» **EXERCISE OBJECTIVE**:
Take the listing and print it in full, exactly as given.

Figure contents as structured data
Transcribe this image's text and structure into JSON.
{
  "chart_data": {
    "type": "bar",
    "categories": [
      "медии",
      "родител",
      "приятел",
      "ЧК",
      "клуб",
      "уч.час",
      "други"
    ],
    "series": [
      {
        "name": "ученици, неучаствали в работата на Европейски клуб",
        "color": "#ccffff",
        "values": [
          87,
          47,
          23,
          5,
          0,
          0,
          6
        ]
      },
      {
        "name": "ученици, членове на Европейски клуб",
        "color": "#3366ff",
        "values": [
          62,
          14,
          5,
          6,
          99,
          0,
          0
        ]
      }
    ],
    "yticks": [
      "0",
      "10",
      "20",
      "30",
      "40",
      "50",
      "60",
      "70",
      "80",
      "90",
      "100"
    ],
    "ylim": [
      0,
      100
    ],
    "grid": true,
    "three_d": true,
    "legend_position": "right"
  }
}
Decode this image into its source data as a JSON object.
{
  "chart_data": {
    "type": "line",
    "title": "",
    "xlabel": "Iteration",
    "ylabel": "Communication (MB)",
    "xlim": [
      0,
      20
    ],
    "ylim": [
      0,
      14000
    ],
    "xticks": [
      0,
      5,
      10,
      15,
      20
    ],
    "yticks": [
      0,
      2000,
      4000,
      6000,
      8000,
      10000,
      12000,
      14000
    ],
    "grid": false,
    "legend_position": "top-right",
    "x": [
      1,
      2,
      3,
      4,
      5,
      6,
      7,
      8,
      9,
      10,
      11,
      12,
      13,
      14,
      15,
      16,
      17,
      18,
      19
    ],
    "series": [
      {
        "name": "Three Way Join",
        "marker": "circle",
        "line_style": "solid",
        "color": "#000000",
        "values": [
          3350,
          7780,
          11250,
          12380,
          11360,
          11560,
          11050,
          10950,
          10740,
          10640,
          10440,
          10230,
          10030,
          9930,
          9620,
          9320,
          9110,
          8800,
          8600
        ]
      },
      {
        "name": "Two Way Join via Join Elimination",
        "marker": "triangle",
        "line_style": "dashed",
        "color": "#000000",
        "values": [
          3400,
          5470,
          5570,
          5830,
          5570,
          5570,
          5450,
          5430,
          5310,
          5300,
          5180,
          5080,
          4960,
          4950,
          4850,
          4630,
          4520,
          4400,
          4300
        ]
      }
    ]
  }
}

» **TASK ANSWER**:
Transcribe this image's text and structure into JSON.
{
  "chart_data": {
    "type": "bar",
    "categories": [
      "медии",
      "родител",
      "приятел",
      "ЧК",
      "клуб",
      "уч.час",
      "други"
    ],
    "series": [
      {
        "name": "ученици, неучаствали в работата на Европейски клуб",
        "color": "#ccffff",
        "values": [
          87,
          47,
          23,
          5,
          0,
          0,
          6
        ]
      },
      {
        "name": "ученици, членове на Европейски клуб",
        "color": "#3366ff",
        "values": [
          62,
          14,
          5,
          6,
          99,
          0,
          0
        ]
      }
    ],
    "yticks": [
      "0",
      "10",
      "20",
      "30",
      "40",
      "50",
      "60",
      "70",
      "80",
      "90",
      "100"
    ],
    "ylim": [
      0,
      100
    ],
    "grid": true,
    "three_d": true,
    "legend_position": "right"
  }
}
Decode this image into its source data as a JSON object.
{
  "chart_data": {
    "type": "line",
    "title": "",
    "xlabel": "Iteration",
    "ylabel": "Communication (MB)",
    "xlim": [
      0,
      20
    ],
    "ylim": [
      0,
      14000
    ],
    "xticks": [
      0,
      5,
      10,
      15,
      20
    ],
    "yticks": [
      0,
      2000,
      4000,
      6000,
      8000,
      10000,
      12000,
      14000
    ],
    "grid": false,
    "legend_position": "top-right",
    "x": [
      1,
      2,
      3,
      4,
      5,
      6,
      7,
      8,
      9,
      10,
      11,
      12,
      13,
      14,
      15,
      16,
      17,
      18,
      19
    ],
    "series": [
      {
        "name": "Three Way Join",
        "marker": "circle",
        "line_style": "solid",
        "color": "#000000",
        "values": [
          3350,
          7780,
          11250,
          12380,
          11360,
          11560,
          11050,
          10950,
          10740,
          10640,
          10440,
          10230,
          10030,
          9930,
          9620,
          9320,
          9110,
          8800,
          8600
        ]
      },
      {
        "name": "Two Way Join via Join Elimination",
        "marker": "triangle",
        "line_style": "dashed",
        "color": "#000000",
        "values": [
          3400,
          5470,
          5570,
          5830,
          5570,
          5570,
          5450,
          5430,
          5310,
          5300,
          5180,
          5080,
          4960,
          4950,
          4850,
          4630,
          4520,
          4400,
          4300
        ]
      }
    ]
  }
}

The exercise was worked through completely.